Stored data:
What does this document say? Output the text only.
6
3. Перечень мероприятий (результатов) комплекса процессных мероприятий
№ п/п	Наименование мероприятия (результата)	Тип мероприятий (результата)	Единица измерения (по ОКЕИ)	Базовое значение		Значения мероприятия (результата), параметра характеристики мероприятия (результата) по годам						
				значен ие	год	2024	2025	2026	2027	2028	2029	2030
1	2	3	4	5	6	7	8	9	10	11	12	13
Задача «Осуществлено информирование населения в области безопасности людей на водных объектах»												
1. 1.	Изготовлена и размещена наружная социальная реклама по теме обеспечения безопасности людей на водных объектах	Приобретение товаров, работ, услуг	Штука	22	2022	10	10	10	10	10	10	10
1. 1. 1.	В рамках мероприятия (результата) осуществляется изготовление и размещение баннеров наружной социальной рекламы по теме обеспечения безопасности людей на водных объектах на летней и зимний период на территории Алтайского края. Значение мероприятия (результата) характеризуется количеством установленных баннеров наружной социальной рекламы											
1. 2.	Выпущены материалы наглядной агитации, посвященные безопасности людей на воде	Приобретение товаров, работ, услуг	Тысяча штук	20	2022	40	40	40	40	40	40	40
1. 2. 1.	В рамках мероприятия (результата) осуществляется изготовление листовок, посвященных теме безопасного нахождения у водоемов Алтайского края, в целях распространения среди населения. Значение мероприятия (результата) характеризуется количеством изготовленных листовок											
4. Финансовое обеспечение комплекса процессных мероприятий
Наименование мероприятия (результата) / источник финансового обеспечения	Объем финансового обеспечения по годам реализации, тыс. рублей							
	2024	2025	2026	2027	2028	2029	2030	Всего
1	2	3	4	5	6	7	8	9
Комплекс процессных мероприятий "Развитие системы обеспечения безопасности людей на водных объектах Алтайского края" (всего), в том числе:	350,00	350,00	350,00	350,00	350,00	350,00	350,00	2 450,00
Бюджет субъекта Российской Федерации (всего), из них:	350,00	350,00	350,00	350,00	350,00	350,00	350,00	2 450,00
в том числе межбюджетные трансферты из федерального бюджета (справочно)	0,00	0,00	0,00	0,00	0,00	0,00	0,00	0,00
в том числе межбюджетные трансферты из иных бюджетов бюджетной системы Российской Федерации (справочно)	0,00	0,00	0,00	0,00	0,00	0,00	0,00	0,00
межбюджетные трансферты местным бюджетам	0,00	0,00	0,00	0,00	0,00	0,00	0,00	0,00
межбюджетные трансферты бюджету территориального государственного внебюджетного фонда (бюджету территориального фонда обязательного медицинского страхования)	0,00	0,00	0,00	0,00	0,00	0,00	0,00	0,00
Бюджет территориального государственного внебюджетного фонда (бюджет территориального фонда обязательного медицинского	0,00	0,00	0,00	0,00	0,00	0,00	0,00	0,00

Required work:
Count every line in the preceding entries where the string "безопасности" appears, then state only the total.

Complete response:
5